● **Stated problem**: Copy out each line containing "Variation" from the entries below.

● **Records contained in a dataset**:
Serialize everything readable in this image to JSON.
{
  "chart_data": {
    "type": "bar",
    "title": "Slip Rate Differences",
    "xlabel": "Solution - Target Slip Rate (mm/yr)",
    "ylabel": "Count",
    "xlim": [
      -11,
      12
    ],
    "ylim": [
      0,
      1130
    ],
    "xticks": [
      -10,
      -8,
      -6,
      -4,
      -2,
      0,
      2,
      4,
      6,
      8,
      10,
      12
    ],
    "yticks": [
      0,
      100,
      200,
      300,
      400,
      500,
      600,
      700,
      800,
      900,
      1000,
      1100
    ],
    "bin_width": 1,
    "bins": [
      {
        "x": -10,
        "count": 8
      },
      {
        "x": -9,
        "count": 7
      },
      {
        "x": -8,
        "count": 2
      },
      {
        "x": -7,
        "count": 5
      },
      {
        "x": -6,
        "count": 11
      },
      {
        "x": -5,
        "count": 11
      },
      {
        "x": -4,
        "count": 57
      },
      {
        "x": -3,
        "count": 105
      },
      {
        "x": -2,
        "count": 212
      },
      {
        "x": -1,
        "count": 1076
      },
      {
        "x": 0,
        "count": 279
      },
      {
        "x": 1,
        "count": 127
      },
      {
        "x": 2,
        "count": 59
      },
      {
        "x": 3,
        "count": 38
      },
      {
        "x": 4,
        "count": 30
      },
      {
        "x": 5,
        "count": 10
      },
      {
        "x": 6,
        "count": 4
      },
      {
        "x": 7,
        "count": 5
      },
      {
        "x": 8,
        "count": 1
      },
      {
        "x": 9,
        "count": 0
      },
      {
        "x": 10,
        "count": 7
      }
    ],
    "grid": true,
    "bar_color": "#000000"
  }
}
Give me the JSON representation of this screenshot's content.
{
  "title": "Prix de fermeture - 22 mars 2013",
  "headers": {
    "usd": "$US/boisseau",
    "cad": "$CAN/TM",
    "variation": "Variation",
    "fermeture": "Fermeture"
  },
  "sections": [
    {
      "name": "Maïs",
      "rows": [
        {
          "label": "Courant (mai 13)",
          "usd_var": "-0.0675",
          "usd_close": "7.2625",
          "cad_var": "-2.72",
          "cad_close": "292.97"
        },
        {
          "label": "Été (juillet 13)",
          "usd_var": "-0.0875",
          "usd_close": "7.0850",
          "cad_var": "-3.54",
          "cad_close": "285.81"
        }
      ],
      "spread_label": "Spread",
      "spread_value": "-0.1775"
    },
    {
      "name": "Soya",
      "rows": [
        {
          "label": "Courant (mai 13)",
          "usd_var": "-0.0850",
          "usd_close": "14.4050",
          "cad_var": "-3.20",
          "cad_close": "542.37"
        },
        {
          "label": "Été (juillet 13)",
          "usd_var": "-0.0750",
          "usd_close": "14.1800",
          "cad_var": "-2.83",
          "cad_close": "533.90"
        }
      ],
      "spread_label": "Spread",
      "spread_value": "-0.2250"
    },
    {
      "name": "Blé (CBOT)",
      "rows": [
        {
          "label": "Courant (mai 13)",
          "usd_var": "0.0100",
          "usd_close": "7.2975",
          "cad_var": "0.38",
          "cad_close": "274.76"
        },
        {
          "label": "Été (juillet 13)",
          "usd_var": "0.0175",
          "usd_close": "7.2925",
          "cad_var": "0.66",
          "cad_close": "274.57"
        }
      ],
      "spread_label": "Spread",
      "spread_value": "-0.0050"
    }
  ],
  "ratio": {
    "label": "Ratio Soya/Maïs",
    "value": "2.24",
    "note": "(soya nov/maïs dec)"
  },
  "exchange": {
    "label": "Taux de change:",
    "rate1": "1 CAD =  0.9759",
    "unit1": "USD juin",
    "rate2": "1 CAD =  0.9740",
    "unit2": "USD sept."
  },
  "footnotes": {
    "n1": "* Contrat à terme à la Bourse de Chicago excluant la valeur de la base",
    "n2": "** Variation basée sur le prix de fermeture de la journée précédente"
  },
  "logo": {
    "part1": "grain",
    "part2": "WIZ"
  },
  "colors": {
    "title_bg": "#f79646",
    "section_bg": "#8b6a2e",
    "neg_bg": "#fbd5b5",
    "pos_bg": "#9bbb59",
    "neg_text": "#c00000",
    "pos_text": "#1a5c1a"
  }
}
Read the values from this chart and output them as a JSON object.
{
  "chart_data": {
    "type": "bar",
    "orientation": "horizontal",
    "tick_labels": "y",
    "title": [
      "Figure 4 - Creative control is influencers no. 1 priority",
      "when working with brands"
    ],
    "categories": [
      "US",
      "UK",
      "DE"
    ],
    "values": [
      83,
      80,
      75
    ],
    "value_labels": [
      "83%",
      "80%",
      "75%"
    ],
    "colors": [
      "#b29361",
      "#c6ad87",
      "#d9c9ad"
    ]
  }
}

● **Output of the exercise**:
    "variation": "Variation",
    "n2": "** Variation basée sur le prix de fermeture de la journée précédente"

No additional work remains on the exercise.